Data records
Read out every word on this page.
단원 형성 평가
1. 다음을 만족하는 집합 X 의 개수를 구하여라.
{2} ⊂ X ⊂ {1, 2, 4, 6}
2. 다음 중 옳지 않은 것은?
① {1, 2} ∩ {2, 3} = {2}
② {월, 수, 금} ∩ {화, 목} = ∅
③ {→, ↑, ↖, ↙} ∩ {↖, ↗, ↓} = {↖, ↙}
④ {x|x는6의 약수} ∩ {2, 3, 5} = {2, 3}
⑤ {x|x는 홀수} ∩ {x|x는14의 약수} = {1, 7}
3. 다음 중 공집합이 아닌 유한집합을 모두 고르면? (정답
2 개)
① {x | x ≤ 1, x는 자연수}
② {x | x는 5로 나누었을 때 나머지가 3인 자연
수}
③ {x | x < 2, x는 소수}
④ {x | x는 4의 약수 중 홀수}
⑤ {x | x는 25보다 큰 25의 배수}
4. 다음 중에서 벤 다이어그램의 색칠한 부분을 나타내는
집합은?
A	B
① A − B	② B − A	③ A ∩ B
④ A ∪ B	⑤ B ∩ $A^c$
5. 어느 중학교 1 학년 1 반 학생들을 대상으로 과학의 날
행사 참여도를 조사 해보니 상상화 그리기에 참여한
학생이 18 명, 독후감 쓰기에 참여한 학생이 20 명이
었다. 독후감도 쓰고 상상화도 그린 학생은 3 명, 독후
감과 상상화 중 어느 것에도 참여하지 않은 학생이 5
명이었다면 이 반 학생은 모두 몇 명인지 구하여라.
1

• [What the task requires]: Extract the complete set of records unchanged.

• [Solution to this exercise]:
Read out every word on this page.
단원 형성 평가
1. 다음을 만족하는 집합 X 의 개수를 구하여라.
{2} ⊂ X ⊂ {1, 2, 4, 6}
2. 다음 중 옳지 않은 것은?
① {1, 2} ∩ {2, 3} = {2}
② {월, 수, 금} ∩ {화, 목} = ∅
③ {→, ↑, ↖, ↙} ∩ {↖, ↗, ↓} = {↖, ↙}
④ {x|x는6의 약수} ∩ {2, 3, 5} = {2, 3}
⑤ {x|x는 홀수} ∩ {x|x는14의 약수} = {1, 7}
3. 다음 중 공집합이 아닌 유한집합을 모두 고르면? (정답
2 개)
① {x | x ≤ 1, x는 자연수}
② {x | x는 5로 나누었을 때 나머지가 3인 자연
수}
③ {x | x < 2, x는 소수}
④ {x | x는 4의 약수 중 홀수}
⑤ {x | x는 25보다 큰 25의 배수}
4. 다음 중에서 벤 다이어그램의 색칠한 부분을 나타내는
집합은?
A	B
① A − B	② B − A	③ A ∩ B
④ A ∪ B	⑤ B ∩ $A^c$
5. 어느 중학교 1 학년 1 반 학생들을 대상으로 과학의 날
행사 참여도를 조사 해보니 상상화 그리기에 참여한
학생이 18 명, 독후감 쓰기에 참여한 학생이 20 명이
었다. 독후감도 쓰고 상상화도 그린 학생은 3 명, 독후
감과 상상화 중 어느 것에도 참여하지 않은 학생이 5
명이었다면 이 반 학생은 모두 몇 명인지 구하여라.
1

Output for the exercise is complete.